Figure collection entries
— BEGIN —

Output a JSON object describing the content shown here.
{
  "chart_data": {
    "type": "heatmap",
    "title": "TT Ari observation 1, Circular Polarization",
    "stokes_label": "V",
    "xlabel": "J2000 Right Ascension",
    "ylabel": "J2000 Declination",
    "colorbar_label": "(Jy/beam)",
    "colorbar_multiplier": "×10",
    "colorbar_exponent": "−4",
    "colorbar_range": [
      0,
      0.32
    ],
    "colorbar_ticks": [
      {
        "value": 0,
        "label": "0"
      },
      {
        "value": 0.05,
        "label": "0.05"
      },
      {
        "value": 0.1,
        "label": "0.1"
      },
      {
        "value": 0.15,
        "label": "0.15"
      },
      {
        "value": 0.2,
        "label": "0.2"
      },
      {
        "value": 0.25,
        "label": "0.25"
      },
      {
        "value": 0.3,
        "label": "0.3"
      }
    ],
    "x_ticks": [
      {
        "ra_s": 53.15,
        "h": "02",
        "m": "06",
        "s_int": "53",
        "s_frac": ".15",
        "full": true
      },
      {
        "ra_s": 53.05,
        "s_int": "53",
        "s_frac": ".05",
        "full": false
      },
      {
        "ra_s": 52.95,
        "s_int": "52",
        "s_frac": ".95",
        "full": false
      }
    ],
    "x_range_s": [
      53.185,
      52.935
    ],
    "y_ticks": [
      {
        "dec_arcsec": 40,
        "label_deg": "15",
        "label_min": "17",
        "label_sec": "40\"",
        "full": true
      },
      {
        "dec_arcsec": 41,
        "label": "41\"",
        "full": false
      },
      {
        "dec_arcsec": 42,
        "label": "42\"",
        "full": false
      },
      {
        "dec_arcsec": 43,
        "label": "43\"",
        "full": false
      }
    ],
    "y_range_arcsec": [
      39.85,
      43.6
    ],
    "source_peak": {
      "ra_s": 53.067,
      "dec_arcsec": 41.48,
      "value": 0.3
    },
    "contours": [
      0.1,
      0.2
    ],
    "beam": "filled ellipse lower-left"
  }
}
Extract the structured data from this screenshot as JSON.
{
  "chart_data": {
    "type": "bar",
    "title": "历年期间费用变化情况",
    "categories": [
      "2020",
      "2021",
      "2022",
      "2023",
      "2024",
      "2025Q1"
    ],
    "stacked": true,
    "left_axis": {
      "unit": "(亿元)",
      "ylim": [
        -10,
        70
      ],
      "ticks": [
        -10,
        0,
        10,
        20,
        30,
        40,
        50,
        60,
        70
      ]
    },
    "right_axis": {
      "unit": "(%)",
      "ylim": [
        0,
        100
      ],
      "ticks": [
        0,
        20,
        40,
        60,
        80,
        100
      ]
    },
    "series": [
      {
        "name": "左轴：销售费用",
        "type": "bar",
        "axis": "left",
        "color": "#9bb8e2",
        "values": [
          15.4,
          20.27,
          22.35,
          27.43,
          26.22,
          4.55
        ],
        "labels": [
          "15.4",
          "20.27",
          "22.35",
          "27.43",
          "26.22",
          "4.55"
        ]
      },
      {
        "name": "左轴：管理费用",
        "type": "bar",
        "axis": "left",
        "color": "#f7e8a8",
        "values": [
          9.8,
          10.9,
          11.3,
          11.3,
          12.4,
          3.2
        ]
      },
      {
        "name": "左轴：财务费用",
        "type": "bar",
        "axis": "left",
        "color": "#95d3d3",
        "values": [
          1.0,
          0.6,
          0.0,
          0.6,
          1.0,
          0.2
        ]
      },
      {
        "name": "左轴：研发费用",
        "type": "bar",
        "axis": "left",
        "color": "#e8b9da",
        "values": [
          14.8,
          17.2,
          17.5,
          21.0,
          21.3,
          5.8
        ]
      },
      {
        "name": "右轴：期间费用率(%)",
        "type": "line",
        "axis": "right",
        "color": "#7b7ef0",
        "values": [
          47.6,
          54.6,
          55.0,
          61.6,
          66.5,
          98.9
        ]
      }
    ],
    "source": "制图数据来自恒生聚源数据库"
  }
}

— END —

### [Problem to work on]
Gather all lines where the word "name" appears.

### [Answer to this exercise]
        "name": "左轴：销售费用",
        "name": "左轴：管理费用",
        "name": "左轴：财务费用",
        "name": "左轴：研发费用",
        "name": "右轴：期间费用率(%)",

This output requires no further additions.